Data rows:

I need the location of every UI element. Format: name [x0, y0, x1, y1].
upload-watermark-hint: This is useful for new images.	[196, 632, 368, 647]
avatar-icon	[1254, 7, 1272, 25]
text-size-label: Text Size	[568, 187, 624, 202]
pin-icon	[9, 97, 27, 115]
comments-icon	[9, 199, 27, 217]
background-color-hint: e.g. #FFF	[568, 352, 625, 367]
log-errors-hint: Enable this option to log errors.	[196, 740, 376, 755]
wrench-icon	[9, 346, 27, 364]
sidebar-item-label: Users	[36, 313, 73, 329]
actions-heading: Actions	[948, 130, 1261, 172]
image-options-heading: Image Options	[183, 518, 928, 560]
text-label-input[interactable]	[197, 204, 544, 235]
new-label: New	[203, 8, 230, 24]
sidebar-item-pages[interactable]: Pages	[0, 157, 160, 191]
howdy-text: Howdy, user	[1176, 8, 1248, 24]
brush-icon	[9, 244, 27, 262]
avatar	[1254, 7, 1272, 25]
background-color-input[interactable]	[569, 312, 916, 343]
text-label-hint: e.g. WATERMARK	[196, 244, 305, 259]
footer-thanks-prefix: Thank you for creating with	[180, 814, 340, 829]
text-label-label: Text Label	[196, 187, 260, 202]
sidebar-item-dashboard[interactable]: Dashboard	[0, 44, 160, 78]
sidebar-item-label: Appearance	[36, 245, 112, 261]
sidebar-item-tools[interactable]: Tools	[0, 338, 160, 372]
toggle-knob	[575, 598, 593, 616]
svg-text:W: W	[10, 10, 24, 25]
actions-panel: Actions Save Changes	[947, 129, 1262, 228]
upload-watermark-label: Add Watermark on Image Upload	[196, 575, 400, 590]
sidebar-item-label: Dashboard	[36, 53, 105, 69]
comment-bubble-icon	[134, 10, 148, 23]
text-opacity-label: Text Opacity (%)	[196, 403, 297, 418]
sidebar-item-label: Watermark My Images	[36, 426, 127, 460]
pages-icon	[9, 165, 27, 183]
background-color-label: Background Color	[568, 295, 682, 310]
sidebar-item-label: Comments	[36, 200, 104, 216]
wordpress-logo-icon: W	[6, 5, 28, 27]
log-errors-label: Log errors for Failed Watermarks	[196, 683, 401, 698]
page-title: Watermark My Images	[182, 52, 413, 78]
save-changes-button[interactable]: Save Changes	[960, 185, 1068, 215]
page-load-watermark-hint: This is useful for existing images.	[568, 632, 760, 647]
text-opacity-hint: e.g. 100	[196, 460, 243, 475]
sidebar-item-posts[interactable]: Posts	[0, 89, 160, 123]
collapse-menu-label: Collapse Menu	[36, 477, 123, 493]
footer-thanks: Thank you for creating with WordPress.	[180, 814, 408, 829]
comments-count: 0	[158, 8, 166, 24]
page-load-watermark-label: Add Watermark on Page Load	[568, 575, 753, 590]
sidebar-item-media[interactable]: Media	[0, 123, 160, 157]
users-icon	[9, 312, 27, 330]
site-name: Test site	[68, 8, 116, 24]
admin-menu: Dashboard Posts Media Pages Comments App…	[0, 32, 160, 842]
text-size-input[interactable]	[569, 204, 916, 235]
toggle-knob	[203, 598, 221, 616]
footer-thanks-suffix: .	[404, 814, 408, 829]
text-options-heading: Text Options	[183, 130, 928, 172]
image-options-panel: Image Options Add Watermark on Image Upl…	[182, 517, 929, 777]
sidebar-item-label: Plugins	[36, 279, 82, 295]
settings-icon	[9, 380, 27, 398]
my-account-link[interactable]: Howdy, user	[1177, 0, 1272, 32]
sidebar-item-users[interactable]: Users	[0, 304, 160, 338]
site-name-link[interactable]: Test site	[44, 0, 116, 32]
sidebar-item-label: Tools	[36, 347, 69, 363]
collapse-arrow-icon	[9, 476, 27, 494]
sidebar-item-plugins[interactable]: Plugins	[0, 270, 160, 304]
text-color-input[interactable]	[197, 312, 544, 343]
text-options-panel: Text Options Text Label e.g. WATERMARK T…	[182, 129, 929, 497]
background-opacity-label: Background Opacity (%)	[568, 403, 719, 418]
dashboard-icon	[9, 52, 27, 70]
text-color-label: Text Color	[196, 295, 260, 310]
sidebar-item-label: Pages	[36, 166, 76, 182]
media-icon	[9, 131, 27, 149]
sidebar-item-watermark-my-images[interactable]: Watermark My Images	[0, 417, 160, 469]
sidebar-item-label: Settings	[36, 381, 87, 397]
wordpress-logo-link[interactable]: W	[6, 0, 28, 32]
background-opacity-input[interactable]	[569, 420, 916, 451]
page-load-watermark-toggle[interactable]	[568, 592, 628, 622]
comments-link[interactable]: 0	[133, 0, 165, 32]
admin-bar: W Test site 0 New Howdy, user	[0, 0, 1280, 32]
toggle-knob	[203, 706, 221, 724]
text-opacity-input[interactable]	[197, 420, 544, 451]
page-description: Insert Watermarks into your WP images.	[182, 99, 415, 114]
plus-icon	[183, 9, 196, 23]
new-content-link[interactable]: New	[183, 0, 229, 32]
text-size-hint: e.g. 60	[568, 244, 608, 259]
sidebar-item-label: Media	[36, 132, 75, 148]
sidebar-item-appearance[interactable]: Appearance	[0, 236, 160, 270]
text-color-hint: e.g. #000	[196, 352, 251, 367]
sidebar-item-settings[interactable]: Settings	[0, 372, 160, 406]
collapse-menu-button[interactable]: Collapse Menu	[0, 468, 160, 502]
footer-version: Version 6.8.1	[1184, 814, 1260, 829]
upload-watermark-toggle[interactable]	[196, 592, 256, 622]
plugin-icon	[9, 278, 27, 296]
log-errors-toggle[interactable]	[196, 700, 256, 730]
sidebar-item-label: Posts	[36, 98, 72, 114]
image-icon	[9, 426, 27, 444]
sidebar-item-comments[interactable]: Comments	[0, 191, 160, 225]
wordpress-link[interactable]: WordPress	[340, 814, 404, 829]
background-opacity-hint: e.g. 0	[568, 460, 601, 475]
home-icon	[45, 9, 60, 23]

Task instructions: Repeat the data from its first line through the line containing "352, 625, 367]", inclusive, with no changes.

Solution below:
I need the location of every UI element. Format: name [x0, y0, x1, y1].
upload-watermark-hint: This is useful for new images.	[196, 632, 368, 647]
avatar-icon	[1254, 7, 1272, 25]
text-size-label: Text Size	[568, 187, 624, 202]
pin-icon	[9, 97, 27, 115]
comments-icon	[9, 199, 27, 217]
background-color-hint: e.g. #FFF	[568, 352, 625, 367]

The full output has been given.